▸ **YOUR OBJECTIVE**
In the listing below, locate the lines that hold "Michael" and copy them.

▸ **MATERIAL**
◇ ◇ ◇ ◇ ◇

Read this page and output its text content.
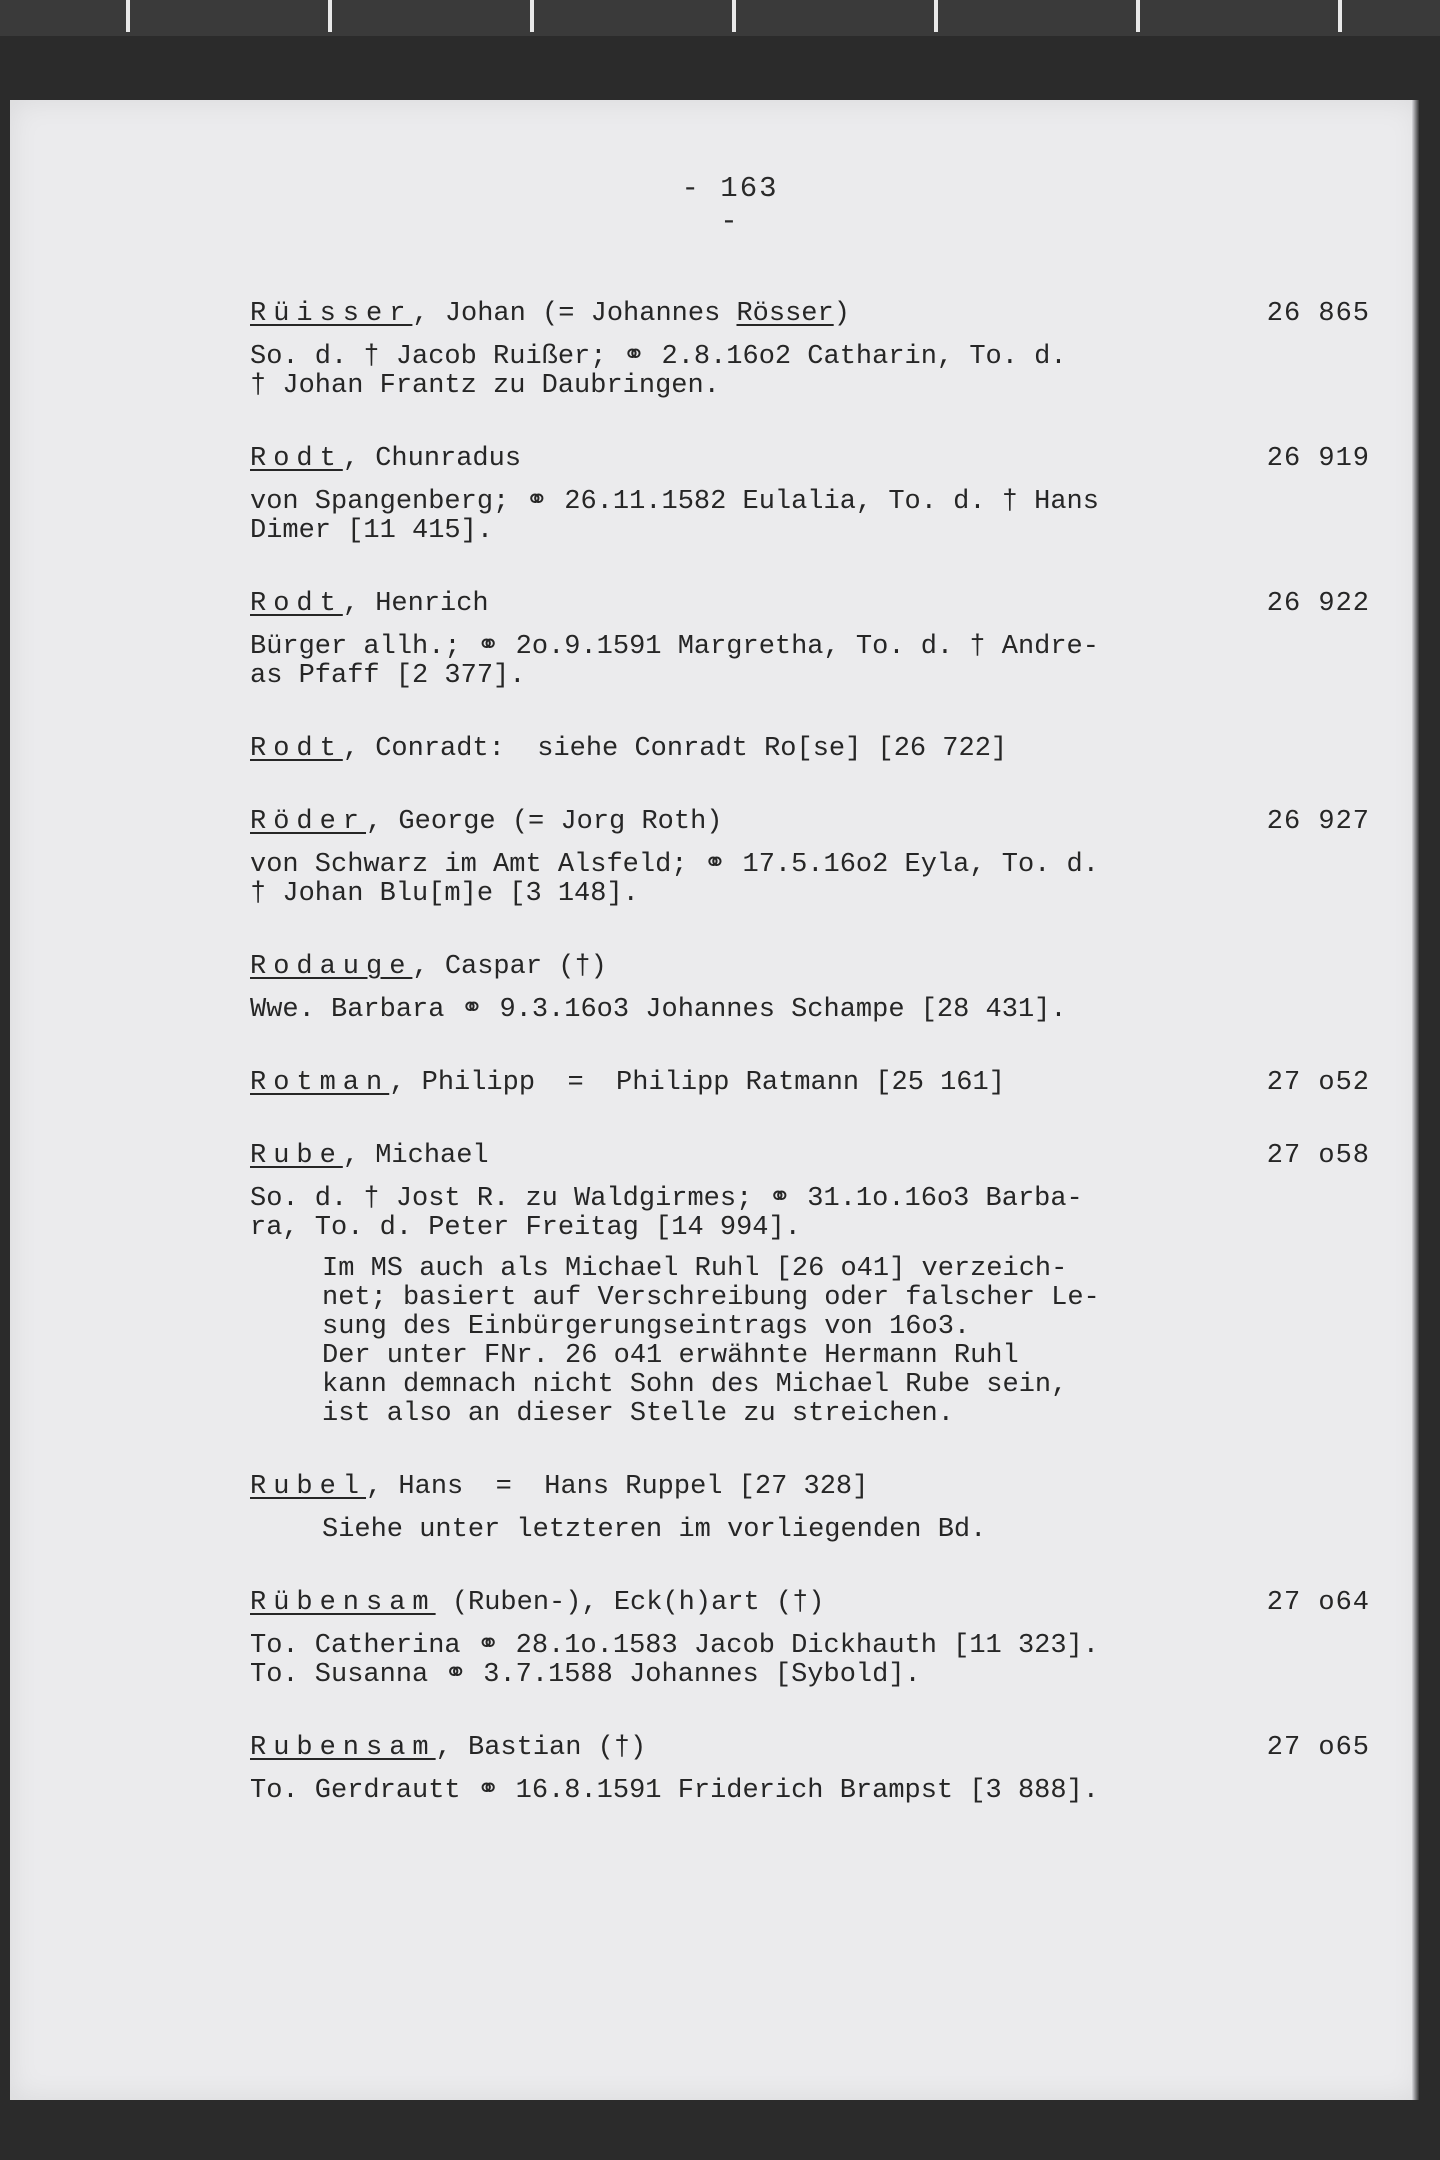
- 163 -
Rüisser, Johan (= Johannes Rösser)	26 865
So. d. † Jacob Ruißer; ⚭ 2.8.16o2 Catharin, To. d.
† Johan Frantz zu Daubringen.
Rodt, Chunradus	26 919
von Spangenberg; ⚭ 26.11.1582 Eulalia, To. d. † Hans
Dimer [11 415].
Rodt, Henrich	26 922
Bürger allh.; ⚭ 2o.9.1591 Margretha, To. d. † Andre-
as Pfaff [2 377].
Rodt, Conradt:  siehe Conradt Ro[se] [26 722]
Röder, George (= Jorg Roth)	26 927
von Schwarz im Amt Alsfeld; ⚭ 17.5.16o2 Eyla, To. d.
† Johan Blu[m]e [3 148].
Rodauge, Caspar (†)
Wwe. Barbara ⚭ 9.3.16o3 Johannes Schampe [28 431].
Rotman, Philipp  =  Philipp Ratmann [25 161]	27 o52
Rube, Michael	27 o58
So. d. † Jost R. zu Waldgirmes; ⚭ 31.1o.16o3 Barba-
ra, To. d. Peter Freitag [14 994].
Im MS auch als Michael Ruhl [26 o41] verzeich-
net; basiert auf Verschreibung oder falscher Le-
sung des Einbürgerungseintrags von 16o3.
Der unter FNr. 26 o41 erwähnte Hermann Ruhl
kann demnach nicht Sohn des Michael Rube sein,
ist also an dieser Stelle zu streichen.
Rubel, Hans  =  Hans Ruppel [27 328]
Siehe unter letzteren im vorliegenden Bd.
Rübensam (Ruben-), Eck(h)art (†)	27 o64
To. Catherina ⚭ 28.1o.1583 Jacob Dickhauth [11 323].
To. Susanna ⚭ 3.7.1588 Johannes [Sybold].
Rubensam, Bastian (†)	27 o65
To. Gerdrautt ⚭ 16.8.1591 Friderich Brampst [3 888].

◇ ◇ ◇ ◇ ◇

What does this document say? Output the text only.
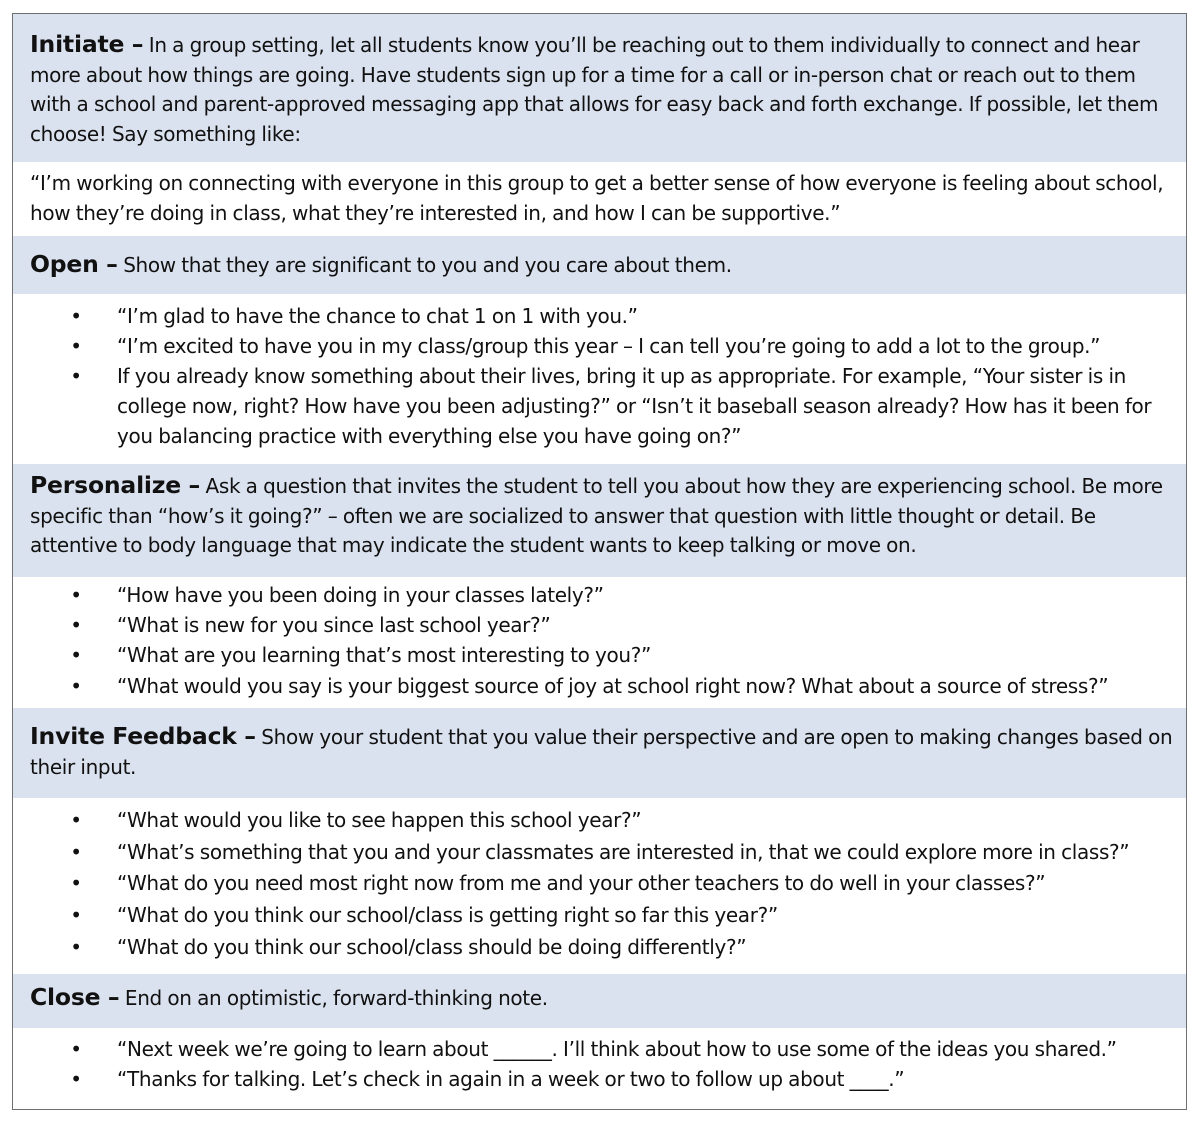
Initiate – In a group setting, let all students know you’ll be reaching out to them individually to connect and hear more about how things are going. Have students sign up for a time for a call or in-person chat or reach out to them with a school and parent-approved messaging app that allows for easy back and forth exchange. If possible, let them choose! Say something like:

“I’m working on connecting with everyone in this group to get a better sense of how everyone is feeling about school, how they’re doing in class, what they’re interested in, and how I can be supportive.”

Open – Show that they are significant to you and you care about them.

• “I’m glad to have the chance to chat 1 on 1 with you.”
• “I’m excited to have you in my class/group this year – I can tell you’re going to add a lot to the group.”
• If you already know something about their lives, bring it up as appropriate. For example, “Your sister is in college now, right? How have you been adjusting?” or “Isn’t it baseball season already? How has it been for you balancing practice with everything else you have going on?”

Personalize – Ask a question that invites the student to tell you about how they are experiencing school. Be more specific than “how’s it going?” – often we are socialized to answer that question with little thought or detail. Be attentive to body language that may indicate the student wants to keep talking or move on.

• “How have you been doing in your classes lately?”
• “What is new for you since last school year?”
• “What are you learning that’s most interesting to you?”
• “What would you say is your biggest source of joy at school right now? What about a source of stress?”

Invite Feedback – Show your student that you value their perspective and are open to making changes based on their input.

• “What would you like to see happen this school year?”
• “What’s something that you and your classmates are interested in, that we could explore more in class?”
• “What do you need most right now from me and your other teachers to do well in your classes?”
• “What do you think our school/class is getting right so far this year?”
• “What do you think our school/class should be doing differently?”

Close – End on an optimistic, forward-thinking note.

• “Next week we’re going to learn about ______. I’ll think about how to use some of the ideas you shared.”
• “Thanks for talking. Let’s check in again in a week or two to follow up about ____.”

◇ ◇ ◇ ◇ ◇

▸ **COMPLETED EXERCISE**
Rube, Michael	27 o58
Im MS auch als Michael Ruhl [26 o41] verzeich-
kann demnach nicht Sohn des Michael Rube sein,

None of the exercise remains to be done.